* Saved entries
--- start ---

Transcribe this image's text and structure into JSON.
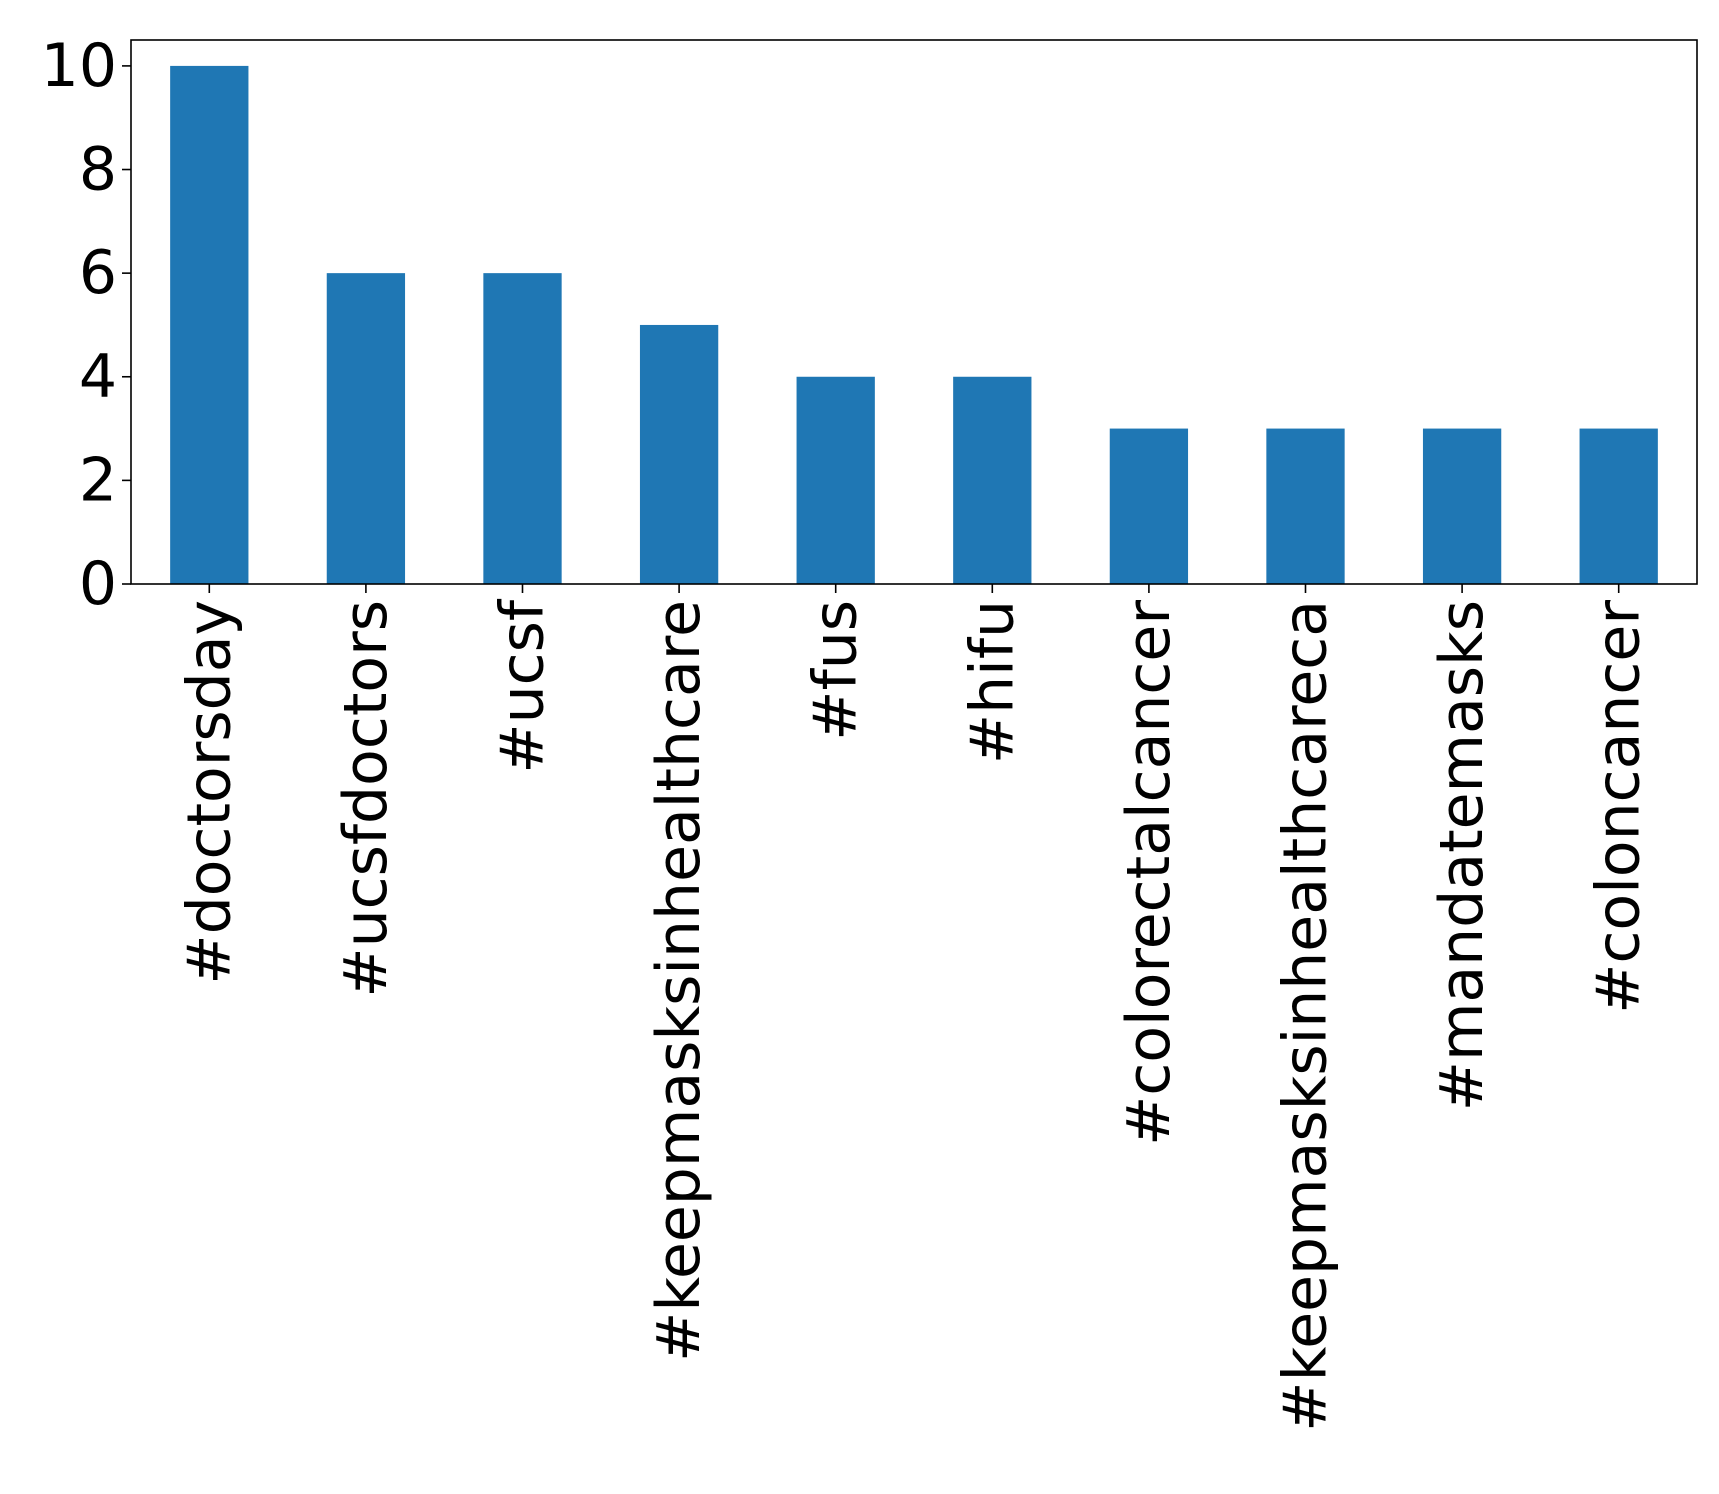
{
  "chart_data": {
    "type": "bar",
    "title": "",
    "xlabel": "",
    "ylabel": "",
    "categories": [
      "#doctorsday",
      "#ucsfdoctors",
      "#ucsf",
      "#keepmasksinhealthcare",
      "#fus",
      "#hifu",
      "#colorectalcancer",
      "#keepmasksinhealthcareca",
      "#mandatemasks",
      "#coloncancer"
    ],
    "values": [
      10,
      6,
      6,
      5,
      4,
      4,
      3,
      3,
      3,
      3
    ],
    "ylim": [
      0,
      10.5
    ],
    "yticks": [
      0,
      2,
      4,
      6,
      8,
      10
    ],
    "bar_color": "#1f77b4",
    "grid": false,
    "legend": "none"
  }
}
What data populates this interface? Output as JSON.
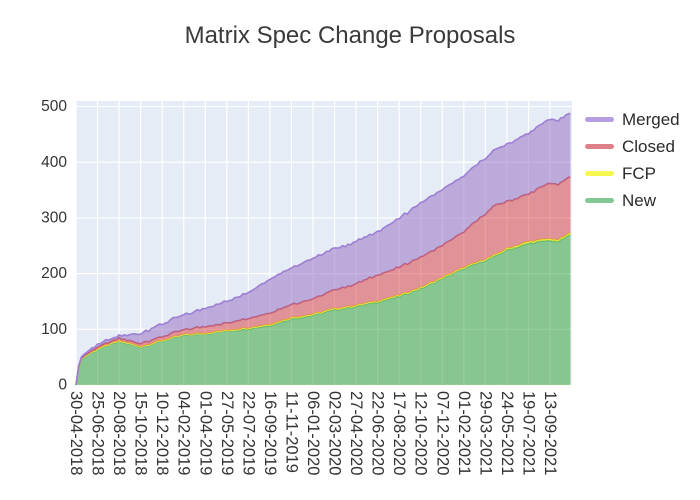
{
  "chart_data": {
    "type": "area",
    "stacked": true,
    "title": "Matrix Spec Change Proposals",
    "xlabel": "",
    "ylabel": "",
    "ylim": [
      0,
      510
    ],
    "grid": true,
    "legend_position": "right",
    "plot_bg_color": "#e5ecf6",
    "grid_color": "#ffffff",
    "tick_label_color": "#333333",
    "title_color": "#3a3a3a",
    "y_ticks": [
      0,
      100,
      200,
      300,
      400,
      500
    ],
    "x_tick_labels": [
      "30-04-2018",
      "25-06-2018",
      "20-08-2018",
      "15-10-2018",
      "10-12-2018",
      "04-02-2019",
      "01-04-2019",
      "27-05-2019",
      "22-07-2019",
      "16-09-2019",
      "11-11-2019",
      "06-01-2020",
      "02-03-2020",
      "27-04-2020",
      "22-06-2020",
      "17-08-2020",
      "12-10-2020",
      "07-12-2020",
      "01-02-2021",
      "29-03-2021",
      "24-05-2021",
      "19-07-2021",
      "13-09-2021"
    ],
    "x_tick_interval_days": 56,
    "x_domain_days": [
      0,
      1289
    ],
    "anchors_days": [
      0,
      10,
      56,
      112,
      168,
      224,
      280,
      336,
      392,
      448,
      504,
      560,
      616,
      672,
      728,
      784,
      840,
      896,
      952,
      1008,
      1064,
      1092,
      1120,
      1176,
      1232,
      1250,
      1285
    ],
    "stack_order_bottom_to_top": [
      "New",
      "FCP",
      "Closed",
      "Merged"
    ],
    "series": [
      {
        "name": "Merged",
        "legend_color": "#b49de0",
        "line_color": "#9d7fd4",
        "fill_color": "rgba(148,103,189,0.5)",
        "values": [
          0,
          2,
          5,
          5,
          18,
          23,
          27,
          33,
          39,
          46,
          61,
          66,
          73,
          74,
          76,
          78,
          88,
          97,
          100,
          100,
          100,
          100,
          103,
          109,
          115,
          115,
          115
        ]
      },
      {
        "name": "Closed",
        "legend_color": "#df8089",
        "line_color": "#cd5f6d",
        "fill_color": "rgba(214,39,40,0.45)",
        "values": [
          0,
          1,
          3,
          4,
          6,
          7,
          9,
          12,
          13,
          17,
          20,
          24,
          27,
          34,
          38,
          47,
          50,
          55,
          58,
          64,
          82,
          89,
          84,
          86,
          100,
          100,
          100
        ]
      },
      {
        "name": "FCP",
        "legend_color": "#f7f74f",
        "line_color": "#e9e93f",
        "fill_color": "rgba(255,255,0,0.5)",
        "values": [
          0,
          1,
          1,
          1,
          1,
          1,
          1,
          1,
          1,
          2,
          2,
          2,
          2,
          2,
          2,
          2,
          2,
          2,
          2,
          2,
          2,
          2,
          3,
          3,
          3,
          3,
          3
        ]
      },
      {
        "name": "New",
        "legend_color": "#82c794",
        "line_color": "#5eb576",
        "fill_color": "rgba(44,160,44,0.5)",
        "values": [
          0,
          45,
          64,
          78,
          68,
          79,
          89,
          92,
          97,
          101,
          107,
          119,
          125,
          135,
          141,
          149,
          159,
          173,
          191,
          209,
          224,
          232,
          242,
          254,
          260,
          256,
          270
        ]
      }
    ]
  }
}
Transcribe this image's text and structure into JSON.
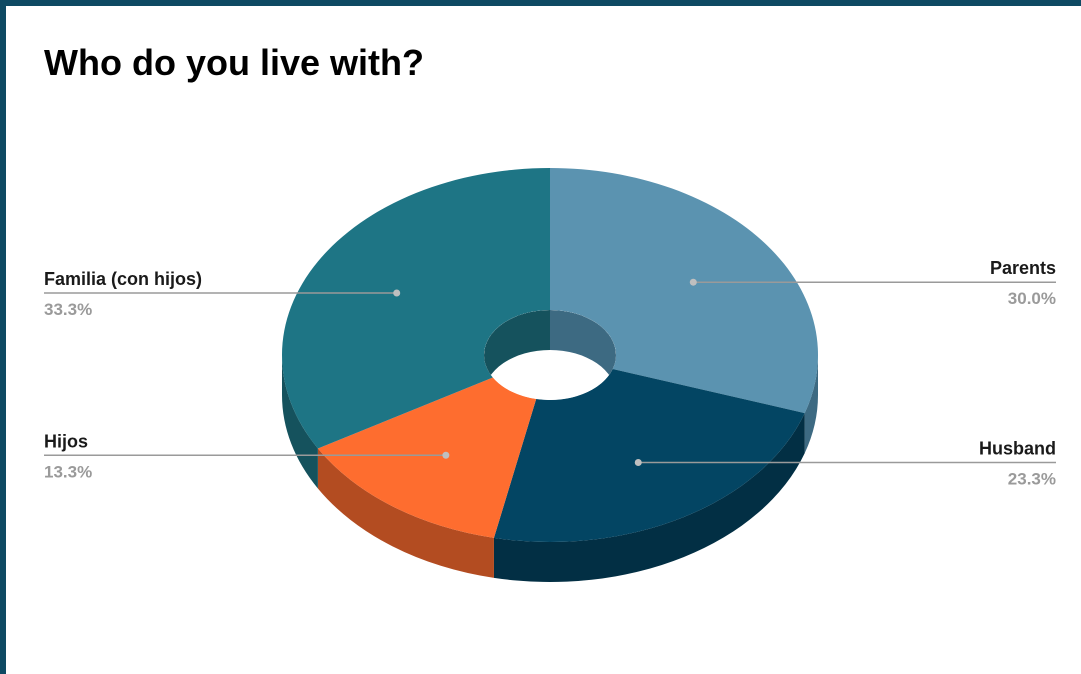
{
  "chart_data": {
    "type": "pie",
    "style": "3d-donut",
    "title": "Who do you live with?",
    "slices": [
      {
        "label": "Parents",
        "value": 30.0,
        "percent_label": "30.0%",
        "color": "#5b93b0",
        "side_color": "#3d6a82"
      },
      {
        "label": "Husband",
        "value": 23.3,
        "percent_label": "23.3%",
        "color": "#034563",
        "side_color": "#022f44"
      },
      {
        "label": "Hijos",
        "value": 13.3,
        "percent_label": "13.3%",
        "color": "#fe6d2f",
        "side_color": "#b34c21"
      },
      {
        "label": "Familia (con hijos)",
        "value": 33.3,
        "percent_label": "33.3%",
        "color": "#1e7585",
        "side_color": "#15525d"
      }
    ],
    "legend": "none",
    "labels_position": "outside-with-leader-lines"
  },
  "colors": {
    "frame_border": "#0e4a63",
    "leader_line": "#9a9a9a"
  }
}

--- end ---

* The request
Leave out the pictures and transcribe everything else exactly.

* Problem solution
Transcribe this image's text and structure into JSON.
{
  "chart_data": {
    "type": "bar",
    "title": "",
    "xlabel": "",
    "ylabel": "",
    "categories": [
      "#doctorsday",
      "#ucsfdoctors",
      "#ucsf",
      "#keepmasksinhealthcare",
      "#fus",
      "#hifu",
      "#colorectalcancer",
      "#keepmasksinhealthcareca",
      "#mandatemasks",
      "#coloncancer"
    ],
    "values": [
      10,
      6,
      6,
      5,
      4,
      4,
      3,
      3,
      3,
      3
    ],
    "ylim": [
      0,
      10.5
    ],
    "yticks": [
      0,
      2,
      4,
      6,
      8,
      10
    ],
    "bar_color": "#1f77b4",
    "grid": false,
    "legend": "none"
  }
}
What data populates this interface? Output as JSON.
{
  "chart_data": {
    "type": "area",
    "stacked": true,
    "title": "Matrix Spec Change Proposals",
    "xlabel": "",
    "ylabel": "",
    "ylim": [
      0,
      510
    ],
    "grid": true,
    "legend_position": "right",
    "plot_bg_color": "#e5ecf6",
    "grid_color": "#ffffff",
    "tick_label_color": "#333333",
    "title_color": "#3a3a3a",
    "y_ticks": [
      0,
      100,
      200,
      300,
      400,
      500
    ],
    "x_tick_labels": [
      "30-04-2018",
      "25-06-2018",
      "20-08-2018",
      "15-10-2018",
      "10-12-2018",
      "04-02-2019",
      "01-04-2019",
      "27-05-2019",
      "22-07-2019",
      "16-09-2019",
      "11-11-2019",
      "06-01-2020",
      "02-03-2020",
      "27-04-2020",
      "22-06-2020",
      "17-08-2020",
      "12-10-2020",
      "07-12-2020",
      "01-02-2021",
      "29-03-2021",
      "24-05-2021",
      "19-07-2021",
      "13-09-2021"
    ],
    "x_tick_interval_days": 56,
    "x_domain_days": [
      0,
      1289
    ],
    "anchors_days": [
      0,
      10,
      56,
      112,
      168,
      224,
      280,
      336,
      392,
      448,
      504,
      560,
      616,
      672,
      728,
      784,
      840,
      896,
      952,
      1008,
      1064,
      1092,
      1120,
      1176,
      1232,
      1250,
      1285
    ],
    "stack_order_bottom_to_top": [
      "New",
      "FCP",
      "Closed",
      "Merged"
    ],
    "series": [
      {
        "name": "Merged",
        "legend_color": "#b49de0",
        "line_color": "#9d7fd4",
        "fill_color": "rgba(148,103,189,0.5)",
        "values": [
          0,
          2,
          5,
          5,
          18,
          23,
          27,
          33,
          39,
          46,
          61,
          66,
          73,
          74,
          76,
          78,
          88,
          97,
          100,
          100,
          100,
          100,
          103,
          109,
          115,
          115,
          115
        ]
      },
      {
        "name": "Closed",
        "legend_color": "#df8089",
        "line_color": "#cd5f6d",
        "fill_color": "rgba(214,39,40,0.45)",
        "values": [
          0,
          1,
          3,
          4,
          6,
          7,
          9,
          12,
          13,
          17,
          20,
          24,
          27,
          34,
          38,
          47,
          50,
          55,
          58,
          64,
          82,
          89,
          84,
          86,
          100,
          100,
          100
        ]
      },
      {
        "name": "FCP",
        "legend_color": "#f7f74f",
        "line_color": "#e9e93f",
        "fill_color": "rgba(255,255,0,0.5)",
        "values": [
          0,
          1,
          1,
          1,
          1,
          1,
          1,
          1,
          1,
          2,
          2,
          2,
          2,
          2,
          2,
          2,
          2,
          2,
          2,
          2,
          2,
          2,
          3,
          3,
          3,
          3,
          3
        ]
      },
      {
        "name": "New",
        "legend_color": "#82c794",
        "line_color": "#5eb576",
        "fill_color": "rgba(44,160,44,0.5)",
        "values": [
          0,
          45,
          64,
          78,
          68,
          79,
          89,
          92,
          97,
          101,
          107,
          119,
          125,
          135,
          141,
          149,
          159,
          173,
          191,
          209,
          224,
          232,
          242,
          254,
          260,
          256,
          270
        ]
      }
    ]
  }
}
Transcribe this image's text and structure into JSON.
{
  "chart_data": {
    "type": "pie",
    "style": "3d-donut",
    "title": "Who do you live with?",
    "slices": [
      {
        "label": "Parents",
        "value": 30.0,
        "percent_label": "30.0%",
        "color": "#5b93b0",
        "side_color": "#3d6a82"
      },
      {
        "label": "Husband",
        "value": 23.3,
        "percent_label": "23.3%",
        "color": "#034563",
        "side_color": "#022f44"
      },
      {
        "label": "Hijos",
        "value": 13.3,
        "percent_label": "13.3%",
        "color": "#fe6d2f",
        "side_color": "#b34c21"
      },
      {
        "label": "Familia (con hijos)",
        "value": 33.3,
        "percent_label": "33.3%",
        "color": "#1e7585",
        "side_color": "#15525d"
      }
    ],
    "legend": "none",
    "labels_position": "outside-with-leader-lines"
  },
  "colors": {
    "frame_border": "#0e4a63",
    "leader_line": "#9a9a9a"
  }
}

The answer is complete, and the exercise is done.